THE EXERCISE :: Report how many lines of the records below include the word "source". Give nothing but the number.

◆ ◆ ◆

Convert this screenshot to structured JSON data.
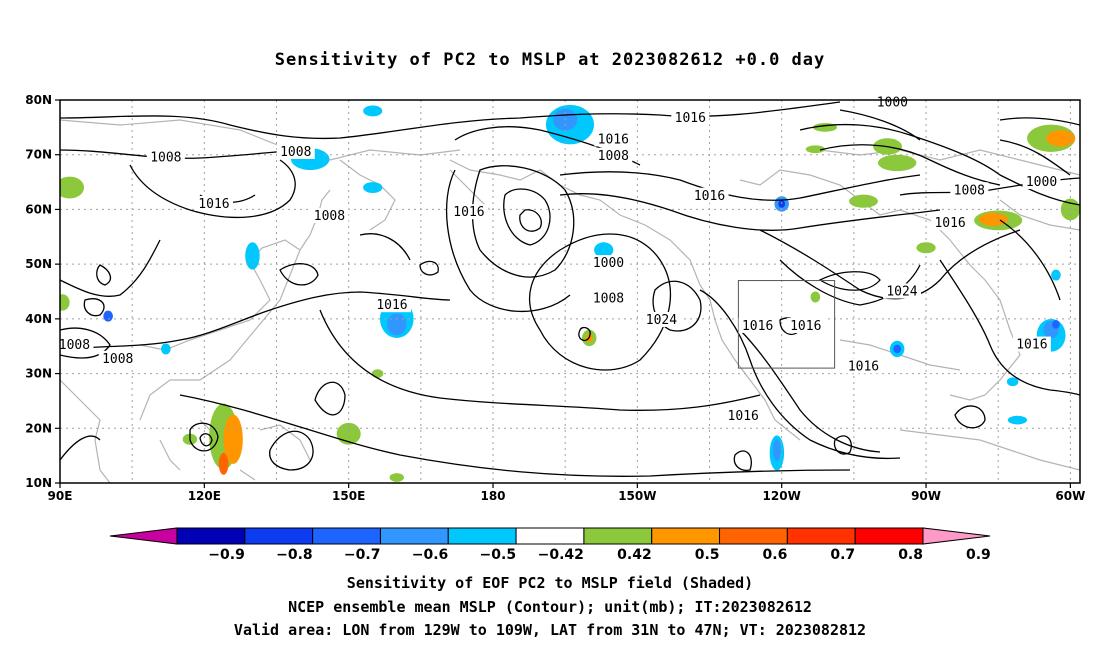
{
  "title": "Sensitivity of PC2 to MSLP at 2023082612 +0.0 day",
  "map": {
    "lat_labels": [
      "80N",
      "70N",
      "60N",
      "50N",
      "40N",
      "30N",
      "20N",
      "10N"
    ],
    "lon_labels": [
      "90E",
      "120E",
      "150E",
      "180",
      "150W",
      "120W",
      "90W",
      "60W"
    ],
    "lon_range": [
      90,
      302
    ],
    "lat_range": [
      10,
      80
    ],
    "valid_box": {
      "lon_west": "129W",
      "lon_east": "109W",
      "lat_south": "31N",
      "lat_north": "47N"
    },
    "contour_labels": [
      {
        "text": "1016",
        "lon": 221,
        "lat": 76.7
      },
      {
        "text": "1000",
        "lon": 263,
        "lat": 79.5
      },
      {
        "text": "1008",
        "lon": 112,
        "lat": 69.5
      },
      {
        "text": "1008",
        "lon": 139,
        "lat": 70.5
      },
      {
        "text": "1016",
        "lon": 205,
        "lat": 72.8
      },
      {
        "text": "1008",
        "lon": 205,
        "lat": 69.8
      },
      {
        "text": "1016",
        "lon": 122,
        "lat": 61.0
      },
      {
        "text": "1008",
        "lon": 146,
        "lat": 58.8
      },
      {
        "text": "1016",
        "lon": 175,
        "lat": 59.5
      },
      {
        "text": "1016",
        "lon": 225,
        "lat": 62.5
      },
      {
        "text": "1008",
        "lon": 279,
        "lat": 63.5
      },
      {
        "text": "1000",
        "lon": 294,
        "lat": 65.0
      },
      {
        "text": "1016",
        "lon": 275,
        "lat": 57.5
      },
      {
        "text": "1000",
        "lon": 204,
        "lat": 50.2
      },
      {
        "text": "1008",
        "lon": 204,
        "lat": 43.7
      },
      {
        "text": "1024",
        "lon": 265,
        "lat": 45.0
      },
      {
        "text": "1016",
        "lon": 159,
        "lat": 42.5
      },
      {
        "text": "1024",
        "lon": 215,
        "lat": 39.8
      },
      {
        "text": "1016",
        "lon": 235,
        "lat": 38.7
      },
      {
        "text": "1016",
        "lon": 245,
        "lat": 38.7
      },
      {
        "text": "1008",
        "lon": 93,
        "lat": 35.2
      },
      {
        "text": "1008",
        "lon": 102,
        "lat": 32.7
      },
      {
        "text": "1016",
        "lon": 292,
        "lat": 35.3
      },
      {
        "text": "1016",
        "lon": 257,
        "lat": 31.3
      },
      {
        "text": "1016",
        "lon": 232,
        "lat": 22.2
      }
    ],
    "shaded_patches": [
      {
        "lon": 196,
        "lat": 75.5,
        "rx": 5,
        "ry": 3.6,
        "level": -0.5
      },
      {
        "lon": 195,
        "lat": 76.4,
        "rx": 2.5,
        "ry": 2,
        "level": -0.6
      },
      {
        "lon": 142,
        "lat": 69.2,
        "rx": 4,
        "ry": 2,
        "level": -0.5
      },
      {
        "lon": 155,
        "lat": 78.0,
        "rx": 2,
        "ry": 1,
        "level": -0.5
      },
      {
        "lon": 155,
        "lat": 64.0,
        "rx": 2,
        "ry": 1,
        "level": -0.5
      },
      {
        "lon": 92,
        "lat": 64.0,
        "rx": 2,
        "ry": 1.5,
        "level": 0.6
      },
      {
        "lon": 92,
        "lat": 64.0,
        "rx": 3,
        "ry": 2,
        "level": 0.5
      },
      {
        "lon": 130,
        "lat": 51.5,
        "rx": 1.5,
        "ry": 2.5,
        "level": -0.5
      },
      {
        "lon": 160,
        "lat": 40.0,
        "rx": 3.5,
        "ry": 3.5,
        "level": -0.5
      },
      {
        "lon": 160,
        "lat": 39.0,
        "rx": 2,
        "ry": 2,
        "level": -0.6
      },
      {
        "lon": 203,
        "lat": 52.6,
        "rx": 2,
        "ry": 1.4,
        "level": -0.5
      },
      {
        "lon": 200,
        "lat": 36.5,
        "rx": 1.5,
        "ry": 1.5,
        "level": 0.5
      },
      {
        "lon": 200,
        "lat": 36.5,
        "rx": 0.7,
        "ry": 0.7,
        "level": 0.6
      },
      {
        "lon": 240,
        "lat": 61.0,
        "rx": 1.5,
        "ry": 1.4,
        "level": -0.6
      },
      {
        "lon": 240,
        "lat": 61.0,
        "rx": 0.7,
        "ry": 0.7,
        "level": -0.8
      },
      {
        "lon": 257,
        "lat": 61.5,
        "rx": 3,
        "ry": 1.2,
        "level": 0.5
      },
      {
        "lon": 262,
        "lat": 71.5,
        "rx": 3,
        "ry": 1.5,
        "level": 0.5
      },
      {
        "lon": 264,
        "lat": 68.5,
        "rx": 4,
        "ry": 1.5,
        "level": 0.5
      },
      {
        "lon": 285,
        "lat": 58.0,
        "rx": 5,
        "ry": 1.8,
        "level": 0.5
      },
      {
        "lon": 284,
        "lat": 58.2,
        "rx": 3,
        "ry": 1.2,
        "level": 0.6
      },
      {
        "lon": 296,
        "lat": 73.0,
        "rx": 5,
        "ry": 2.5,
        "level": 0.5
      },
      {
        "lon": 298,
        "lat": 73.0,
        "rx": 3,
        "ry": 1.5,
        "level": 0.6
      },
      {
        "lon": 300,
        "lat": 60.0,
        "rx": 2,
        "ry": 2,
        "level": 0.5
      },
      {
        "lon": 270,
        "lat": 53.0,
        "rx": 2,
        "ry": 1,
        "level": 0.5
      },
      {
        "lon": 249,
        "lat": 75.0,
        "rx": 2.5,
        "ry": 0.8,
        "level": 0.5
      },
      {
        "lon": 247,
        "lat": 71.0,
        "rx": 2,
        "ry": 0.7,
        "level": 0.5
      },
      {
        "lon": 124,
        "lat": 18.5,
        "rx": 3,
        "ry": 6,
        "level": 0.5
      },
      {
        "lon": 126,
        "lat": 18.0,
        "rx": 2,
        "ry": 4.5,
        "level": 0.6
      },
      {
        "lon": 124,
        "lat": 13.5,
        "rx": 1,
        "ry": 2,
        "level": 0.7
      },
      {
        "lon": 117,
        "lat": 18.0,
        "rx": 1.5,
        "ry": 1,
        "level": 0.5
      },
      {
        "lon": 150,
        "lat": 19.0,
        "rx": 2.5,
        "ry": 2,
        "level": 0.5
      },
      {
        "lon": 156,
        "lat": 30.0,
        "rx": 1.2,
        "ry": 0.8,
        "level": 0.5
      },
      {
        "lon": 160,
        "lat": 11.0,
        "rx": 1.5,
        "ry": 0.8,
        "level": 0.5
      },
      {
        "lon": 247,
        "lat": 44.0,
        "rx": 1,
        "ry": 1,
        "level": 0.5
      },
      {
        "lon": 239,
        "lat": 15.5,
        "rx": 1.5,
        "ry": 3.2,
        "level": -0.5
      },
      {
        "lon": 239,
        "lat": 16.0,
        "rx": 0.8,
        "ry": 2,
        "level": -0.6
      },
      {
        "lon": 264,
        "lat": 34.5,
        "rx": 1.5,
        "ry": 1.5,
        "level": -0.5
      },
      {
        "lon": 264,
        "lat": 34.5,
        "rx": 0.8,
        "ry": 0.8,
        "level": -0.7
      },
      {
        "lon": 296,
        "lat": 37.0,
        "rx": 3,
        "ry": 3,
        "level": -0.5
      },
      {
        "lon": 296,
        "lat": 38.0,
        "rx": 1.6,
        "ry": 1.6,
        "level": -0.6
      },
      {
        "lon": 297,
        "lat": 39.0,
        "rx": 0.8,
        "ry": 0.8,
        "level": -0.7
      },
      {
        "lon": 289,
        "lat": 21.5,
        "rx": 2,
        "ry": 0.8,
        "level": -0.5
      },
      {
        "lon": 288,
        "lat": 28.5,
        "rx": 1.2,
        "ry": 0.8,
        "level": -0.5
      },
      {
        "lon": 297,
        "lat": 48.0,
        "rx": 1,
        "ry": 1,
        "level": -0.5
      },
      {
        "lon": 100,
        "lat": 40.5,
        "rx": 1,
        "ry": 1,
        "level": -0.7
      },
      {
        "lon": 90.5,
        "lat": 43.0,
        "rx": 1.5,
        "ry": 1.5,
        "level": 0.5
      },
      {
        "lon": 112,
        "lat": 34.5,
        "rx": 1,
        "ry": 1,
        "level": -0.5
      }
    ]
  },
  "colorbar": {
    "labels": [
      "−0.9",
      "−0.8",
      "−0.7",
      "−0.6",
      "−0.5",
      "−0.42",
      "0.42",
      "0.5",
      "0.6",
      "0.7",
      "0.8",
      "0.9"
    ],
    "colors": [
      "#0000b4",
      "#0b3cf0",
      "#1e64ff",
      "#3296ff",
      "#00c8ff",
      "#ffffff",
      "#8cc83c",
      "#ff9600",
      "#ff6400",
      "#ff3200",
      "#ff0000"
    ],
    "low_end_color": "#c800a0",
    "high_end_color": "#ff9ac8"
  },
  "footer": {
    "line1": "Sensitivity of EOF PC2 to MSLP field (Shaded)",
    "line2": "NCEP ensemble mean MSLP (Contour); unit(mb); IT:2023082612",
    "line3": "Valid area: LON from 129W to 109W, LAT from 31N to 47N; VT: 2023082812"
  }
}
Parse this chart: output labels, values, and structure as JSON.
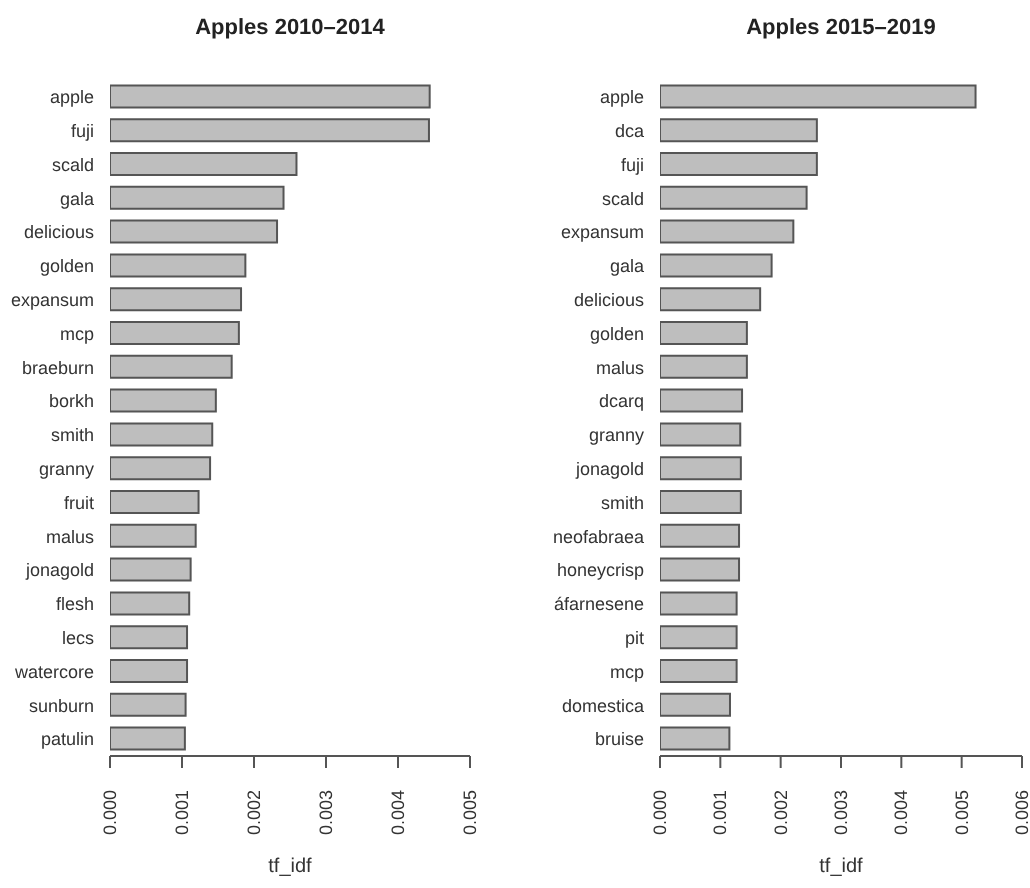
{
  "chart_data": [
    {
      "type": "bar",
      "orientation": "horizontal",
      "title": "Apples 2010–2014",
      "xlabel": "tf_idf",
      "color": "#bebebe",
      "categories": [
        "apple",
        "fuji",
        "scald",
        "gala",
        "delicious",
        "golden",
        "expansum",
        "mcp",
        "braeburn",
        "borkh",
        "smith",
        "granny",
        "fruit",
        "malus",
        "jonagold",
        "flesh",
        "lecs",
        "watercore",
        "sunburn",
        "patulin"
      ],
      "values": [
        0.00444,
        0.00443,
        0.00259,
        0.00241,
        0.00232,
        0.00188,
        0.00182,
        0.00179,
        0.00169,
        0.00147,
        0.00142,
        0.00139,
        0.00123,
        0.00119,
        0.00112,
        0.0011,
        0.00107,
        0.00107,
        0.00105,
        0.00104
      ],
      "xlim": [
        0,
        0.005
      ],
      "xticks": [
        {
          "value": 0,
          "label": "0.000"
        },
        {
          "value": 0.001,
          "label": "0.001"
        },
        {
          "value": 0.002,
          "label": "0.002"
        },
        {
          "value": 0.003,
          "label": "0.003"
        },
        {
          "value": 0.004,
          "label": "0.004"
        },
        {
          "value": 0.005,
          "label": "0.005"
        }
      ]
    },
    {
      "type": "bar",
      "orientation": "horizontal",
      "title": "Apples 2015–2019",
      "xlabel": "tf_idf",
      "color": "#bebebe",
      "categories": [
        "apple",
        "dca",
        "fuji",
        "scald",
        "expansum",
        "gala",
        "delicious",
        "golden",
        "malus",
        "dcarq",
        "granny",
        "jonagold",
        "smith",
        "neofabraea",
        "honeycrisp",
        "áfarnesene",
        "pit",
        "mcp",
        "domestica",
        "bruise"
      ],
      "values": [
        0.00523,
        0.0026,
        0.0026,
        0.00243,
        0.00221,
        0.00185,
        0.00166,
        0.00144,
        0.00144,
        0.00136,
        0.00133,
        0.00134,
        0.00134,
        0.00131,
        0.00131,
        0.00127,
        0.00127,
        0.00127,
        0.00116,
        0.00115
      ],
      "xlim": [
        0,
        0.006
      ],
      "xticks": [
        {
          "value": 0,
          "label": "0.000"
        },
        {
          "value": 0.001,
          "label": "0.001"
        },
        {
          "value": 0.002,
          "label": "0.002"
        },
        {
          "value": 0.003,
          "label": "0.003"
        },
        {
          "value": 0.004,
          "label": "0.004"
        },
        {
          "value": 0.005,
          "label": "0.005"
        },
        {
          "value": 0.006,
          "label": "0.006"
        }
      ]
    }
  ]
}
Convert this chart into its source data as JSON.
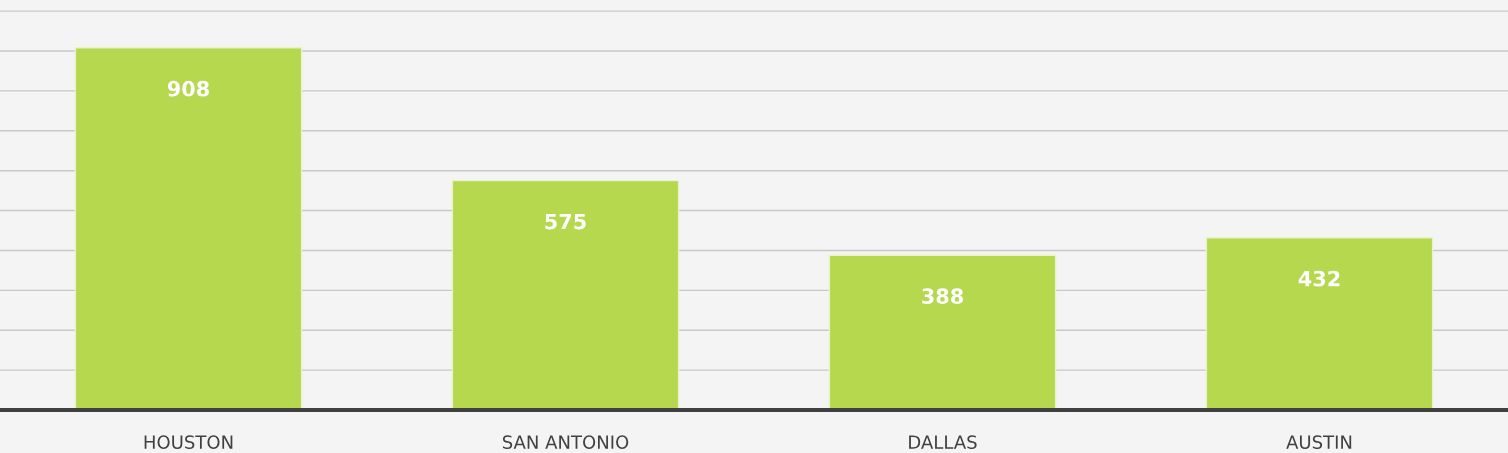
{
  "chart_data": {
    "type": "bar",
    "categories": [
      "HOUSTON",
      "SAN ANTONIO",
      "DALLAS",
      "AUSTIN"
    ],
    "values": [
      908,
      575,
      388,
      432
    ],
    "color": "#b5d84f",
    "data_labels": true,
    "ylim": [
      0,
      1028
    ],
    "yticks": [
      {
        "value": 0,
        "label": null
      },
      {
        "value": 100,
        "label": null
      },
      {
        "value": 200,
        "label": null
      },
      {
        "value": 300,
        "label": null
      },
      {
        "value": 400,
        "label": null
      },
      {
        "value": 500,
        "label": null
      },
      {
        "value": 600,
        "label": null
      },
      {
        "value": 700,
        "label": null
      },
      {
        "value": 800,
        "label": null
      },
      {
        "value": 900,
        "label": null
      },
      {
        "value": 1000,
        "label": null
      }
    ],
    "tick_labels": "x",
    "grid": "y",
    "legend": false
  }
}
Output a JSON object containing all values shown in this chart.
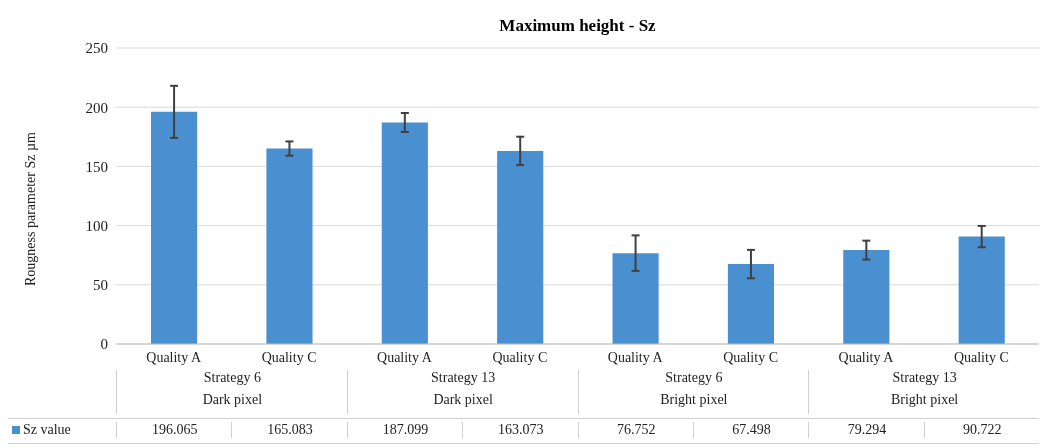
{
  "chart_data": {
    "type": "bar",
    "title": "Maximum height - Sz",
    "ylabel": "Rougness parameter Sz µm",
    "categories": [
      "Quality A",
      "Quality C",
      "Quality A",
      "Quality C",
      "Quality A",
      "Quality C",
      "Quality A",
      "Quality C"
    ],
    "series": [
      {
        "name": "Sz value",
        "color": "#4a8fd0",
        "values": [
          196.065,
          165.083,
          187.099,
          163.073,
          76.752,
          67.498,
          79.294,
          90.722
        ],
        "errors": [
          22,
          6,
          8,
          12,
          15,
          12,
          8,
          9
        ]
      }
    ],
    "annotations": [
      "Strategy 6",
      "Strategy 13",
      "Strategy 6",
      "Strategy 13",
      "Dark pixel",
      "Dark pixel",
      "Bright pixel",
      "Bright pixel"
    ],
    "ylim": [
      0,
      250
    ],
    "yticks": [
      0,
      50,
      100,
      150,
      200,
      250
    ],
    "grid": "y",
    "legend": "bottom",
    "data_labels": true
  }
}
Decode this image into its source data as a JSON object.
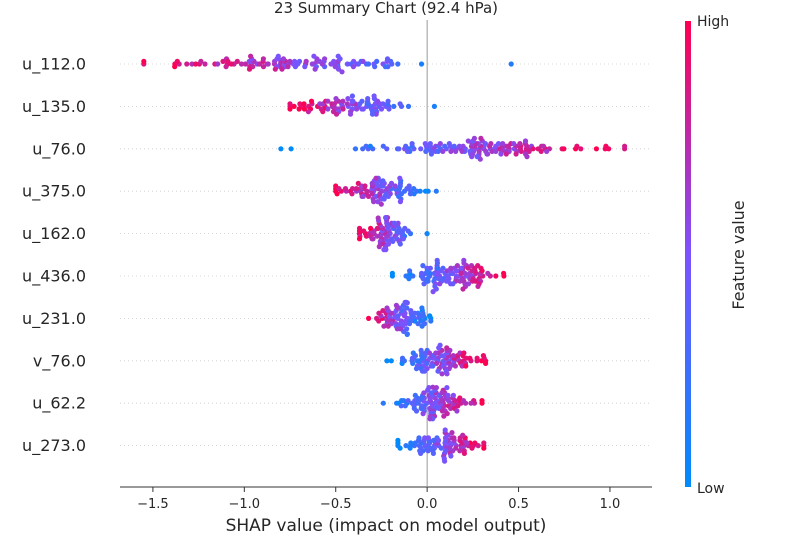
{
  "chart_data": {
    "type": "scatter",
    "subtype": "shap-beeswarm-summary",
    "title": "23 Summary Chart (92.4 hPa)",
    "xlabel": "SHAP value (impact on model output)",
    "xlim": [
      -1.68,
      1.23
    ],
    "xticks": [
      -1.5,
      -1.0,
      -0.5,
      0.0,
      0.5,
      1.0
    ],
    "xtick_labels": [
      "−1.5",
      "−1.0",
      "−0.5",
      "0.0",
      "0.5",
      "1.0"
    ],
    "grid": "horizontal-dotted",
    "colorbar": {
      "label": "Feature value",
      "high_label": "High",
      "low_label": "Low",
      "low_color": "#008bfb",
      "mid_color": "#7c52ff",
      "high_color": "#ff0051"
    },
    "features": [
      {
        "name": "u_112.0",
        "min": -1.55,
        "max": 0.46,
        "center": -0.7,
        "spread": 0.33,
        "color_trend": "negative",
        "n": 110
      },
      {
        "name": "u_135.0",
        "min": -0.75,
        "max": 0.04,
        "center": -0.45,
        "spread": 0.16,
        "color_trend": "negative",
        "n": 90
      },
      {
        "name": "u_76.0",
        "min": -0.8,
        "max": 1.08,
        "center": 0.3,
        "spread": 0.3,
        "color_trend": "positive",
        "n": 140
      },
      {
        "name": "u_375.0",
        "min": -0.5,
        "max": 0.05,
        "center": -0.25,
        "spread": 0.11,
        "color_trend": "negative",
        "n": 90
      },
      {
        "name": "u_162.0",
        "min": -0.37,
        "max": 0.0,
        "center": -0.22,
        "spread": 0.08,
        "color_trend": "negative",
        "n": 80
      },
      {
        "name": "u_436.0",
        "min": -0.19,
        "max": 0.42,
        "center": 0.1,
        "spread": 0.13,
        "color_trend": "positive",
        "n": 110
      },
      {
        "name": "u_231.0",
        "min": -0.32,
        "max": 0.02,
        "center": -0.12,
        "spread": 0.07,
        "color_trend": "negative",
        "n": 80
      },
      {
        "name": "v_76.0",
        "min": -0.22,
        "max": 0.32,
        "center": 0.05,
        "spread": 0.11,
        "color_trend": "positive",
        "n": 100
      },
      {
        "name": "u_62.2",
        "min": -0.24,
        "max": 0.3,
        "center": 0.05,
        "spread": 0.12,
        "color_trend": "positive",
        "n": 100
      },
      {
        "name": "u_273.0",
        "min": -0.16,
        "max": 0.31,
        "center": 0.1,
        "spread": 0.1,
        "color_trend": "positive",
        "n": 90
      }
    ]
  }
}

◆ ◆ ◆

EXPECTED ANSWER :: 2